- **Task**: Give the entries again exactly, every one of them.

::: Extracted records

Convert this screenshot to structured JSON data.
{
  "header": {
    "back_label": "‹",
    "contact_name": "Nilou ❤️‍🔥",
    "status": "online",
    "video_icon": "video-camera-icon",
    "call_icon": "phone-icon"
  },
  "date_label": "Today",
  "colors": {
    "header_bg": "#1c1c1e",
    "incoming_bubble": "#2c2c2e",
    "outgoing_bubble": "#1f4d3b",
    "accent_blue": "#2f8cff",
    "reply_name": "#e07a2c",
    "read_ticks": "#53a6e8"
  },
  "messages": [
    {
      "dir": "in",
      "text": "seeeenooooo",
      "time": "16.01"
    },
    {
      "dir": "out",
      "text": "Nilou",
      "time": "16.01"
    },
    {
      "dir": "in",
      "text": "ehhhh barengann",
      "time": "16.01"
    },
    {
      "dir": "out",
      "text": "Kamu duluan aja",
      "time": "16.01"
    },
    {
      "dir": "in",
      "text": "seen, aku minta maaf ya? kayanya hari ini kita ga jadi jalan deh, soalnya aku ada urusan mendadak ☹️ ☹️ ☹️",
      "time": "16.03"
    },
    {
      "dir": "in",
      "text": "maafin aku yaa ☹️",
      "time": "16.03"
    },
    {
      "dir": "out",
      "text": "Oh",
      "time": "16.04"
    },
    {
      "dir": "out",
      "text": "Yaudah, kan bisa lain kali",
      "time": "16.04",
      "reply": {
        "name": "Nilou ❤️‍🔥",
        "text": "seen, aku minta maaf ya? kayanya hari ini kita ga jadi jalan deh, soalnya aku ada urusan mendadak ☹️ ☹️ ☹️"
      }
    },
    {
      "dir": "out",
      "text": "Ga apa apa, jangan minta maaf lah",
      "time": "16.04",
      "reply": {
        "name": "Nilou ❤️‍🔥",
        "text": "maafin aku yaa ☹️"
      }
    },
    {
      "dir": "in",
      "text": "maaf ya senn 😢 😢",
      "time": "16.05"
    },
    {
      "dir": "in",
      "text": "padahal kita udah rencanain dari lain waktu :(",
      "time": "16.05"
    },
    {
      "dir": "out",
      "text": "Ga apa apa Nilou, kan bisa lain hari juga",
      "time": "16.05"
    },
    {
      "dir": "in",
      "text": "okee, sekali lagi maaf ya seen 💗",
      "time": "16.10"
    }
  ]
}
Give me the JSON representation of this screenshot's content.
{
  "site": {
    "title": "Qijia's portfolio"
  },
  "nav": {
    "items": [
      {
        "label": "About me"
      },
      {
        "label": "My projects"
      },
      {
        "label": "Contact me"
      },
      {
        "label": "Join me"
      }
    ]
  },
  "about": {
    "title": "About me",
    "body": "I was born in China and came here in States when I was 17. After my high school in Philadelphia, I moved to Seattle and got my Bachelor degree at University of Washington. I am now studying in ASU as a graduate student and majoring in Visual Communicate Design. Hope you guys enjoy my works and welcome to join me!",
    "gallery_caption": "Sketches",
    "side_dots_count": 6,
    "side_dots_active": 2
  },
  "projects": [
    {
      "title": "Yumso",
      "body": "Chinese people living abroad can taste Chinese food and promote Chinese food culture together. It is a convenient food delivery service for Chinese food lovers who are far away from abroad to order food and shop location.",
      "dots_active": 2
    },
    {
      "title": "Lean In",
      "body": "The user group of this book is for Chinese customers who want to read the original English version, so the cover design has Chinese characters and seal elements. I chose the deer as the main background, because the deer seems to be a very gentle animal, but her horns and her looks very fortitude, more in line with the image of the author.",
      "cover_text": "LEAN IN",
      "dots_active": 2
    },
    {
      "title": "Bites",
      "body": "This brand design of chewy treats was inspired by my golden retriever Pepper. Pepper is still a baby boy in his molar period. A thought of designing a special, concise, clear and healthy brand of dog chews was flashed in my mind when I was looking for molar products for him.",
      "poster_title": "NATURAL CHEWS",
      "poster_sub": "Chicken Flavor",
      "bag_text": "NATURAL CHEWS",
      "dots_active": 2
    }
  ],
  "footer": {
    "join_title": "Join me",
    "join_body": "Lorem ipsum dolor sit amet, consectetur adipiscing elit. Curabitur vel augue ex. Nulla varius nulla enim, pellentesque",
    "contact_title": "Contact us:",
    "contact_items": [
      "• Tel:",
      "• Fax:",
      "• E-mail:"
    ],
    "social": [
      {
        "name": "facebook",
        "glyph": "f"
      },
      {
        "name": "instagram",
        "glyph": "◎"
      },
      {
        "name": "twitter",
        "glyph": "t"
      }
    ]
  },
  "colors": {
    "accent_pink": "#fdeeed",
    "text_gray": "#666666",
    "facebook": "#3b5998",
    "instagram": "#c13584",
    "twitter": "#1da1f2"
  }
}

::::::

- **Response**:
Convert this screenshot to structured JSON data.
{
  "header": {
    "back_label": "‹",
    "contact_name": "Nilou ❤️‍🔥",
    "status": "online",
    "video_icon": "video-camera-icon",
    "call_icon": "phone-icon"
  },
  "date_label": "Today",
  "colors": {
    "header_bg": "#1c1c1e",
    "incoming_bubble": "#2c2c2e",
    "outgoing_bubble": "#1f4d3b",
    "accent_blue": "#2f8cff",
    "reply_name": "#e07a2c",
    "read_ticks": "#53a6e8"
  },
  "messages": [
    {
      "dir": "in",
      "text": "seeeenooooo",
      "time": "16.01"
    },
    {
      "dir": "out",
      "text": "Nilou",
      "time": "16.01"
    },
    {
      "dir": "in",
      "text": "ehhhh barengann",
      "time": "16.01"
    },
    {
      "dir": "out",
      "text": "Kamu duluan aja",
      "time": "16.01"
    },
    {
      "dir": "in",
      "text": "seen, aku minta maaf ya? kayanya hari ini kita ga jadi jalan deh, soalnya aku ada urusan mendadak ☹️ ☹️ ☹️",
      "time": "16.03"
    },
    {
      "dir": "in",
      "text": "maafin aku yaa ☹️",
      "time": "16.03"
    },
    {
      "dir": "out",
      "text": "Oh",
      "time": "16.04"
    },
    {
      "dir": "out",
      "text": "Yaudah, kan bisa lain kali",
      "time": "16.04",
      "reply": {
        "name": "Nilou ❤️‍🔥",
        "text": "seen, aku minta maaf ya? kayanya hari ini kita ga jadi jalan deh, soalnya aku ada urusan mendadak ☹️ ☹️ ☹️"
      }
    },
    {
      "dir": "out",
      "text": "Ga apa apa, jangan minta maaf lah",
      "time": "16.04",
      "reply": {
        "name": "Nilou ❤️‍🔥",
        "text": "maafin aku yaa ☹️"
      }
    },
    {
      "dir": "in",
      "text": "maaf ya senn 😢 😢",
      "time": "16.05"
    },
    {
      "dir": "in",
      "text": "padahal kita udah rencanain dari lain waktu :(",
      "time": "16.05"
    },
    {
      "dir": "out",
      "text": "Ga apa apa Nilou, kan bisa lain hari juga",
      "time": "16.05"
    },
    {
      "dir": "in",
      "text": "okee, sekali lagi maaf ya seen 💗",
      "time": "16.10"
    }
  ]
}
Give me the JSON representation of this screenshot's content.
{
  "site": {
    "title": "Qijia's portfolio"
  },
  "nav": {
    "items": [
      {
        "label": "About me"
      },
      {
        "label": "My projects"
      },
      {
        "label": "Contact me"
      },
      {
        "label": "Join me"
      }
    ]
  },
  "about": {
    "title": "About me",
    "body": "I was born in China and came here in States when I was 17. After my high school in Philadelphia, I moved to Seattle and got my Bachelor degree at University of Washington. I am now studying in ASU as a graduate student and majoring in Visual Communicate Design. Hope you guys enjoy my works and welcome to join me!",
    "gallery_caption": "Sketches",
    "side_dots_count": 6,
    "side_dots_active": 2
  },
  "projects": [
    {
      "title": "Yumso",
      "body": "Chinese people living abroad can taste Chinese food and promote Chinese food culture together. It is a convenient food delivery service for Chinese food lovers who are far away from abroad to order food and shop location.",
      "dots_active": 2
    },
    {
      "title": "Lean In",
      "body": "The user group of this book is for Chinese customers who want to read the original English version, so the cover design has Chinese characters and seal elements. I chose the deer as the main background, because the deer seems to be a very gentle animal, but her horns and her looks very fortitude, more in line with the image of the author.",
      "cover_text": "LEAN IN",
      "dots_active": 2
    },
    {
      "title": "Bites",
      "body": "This brand design of chewy treats was inspired by my golden retriever Pepper. Pepper is still a baby boy in his molar period. A thought of designing a special, concise, clear and healthy brand of dog chews was flashed in my mind when I was looking for molar products for him.",
      "poster_title": "NATURAL CHEWS",
      "poster_sub": "Chicken Flavor",
      "bag_text": "NATURAL CHEWS",
      "dots_active": 2
    }
  ],
  "footer": {
    "join_title": "Join me",
    "join_body": "Lorem ipsum dolor sit amet, consectetur adipiscing elit. Curabitur vel augue ex. Nulla varius nulla enim, pellentesque",
    "contact_title": "Contact us:",
    "contact_items": [
      "• Tel:",
      "• Fax:",
      "• E-mail:"
    ],
    "social": [
      {
        "name": "facebook",
        "glyph": "f"
      },
      {
        "name": "instagram",
        "glyph": "◎"
      },
      {
        "name": "twitter",
        "glyph": "t"
      }
    ]
  },
  "colors": {
    "accent_pink": "#fdeeed",
    "text_gray": "#666666",
    "facebook": "#3b5998",
    "instagram": "#c13584",
    "twitter": "#1da1f2"
  }
}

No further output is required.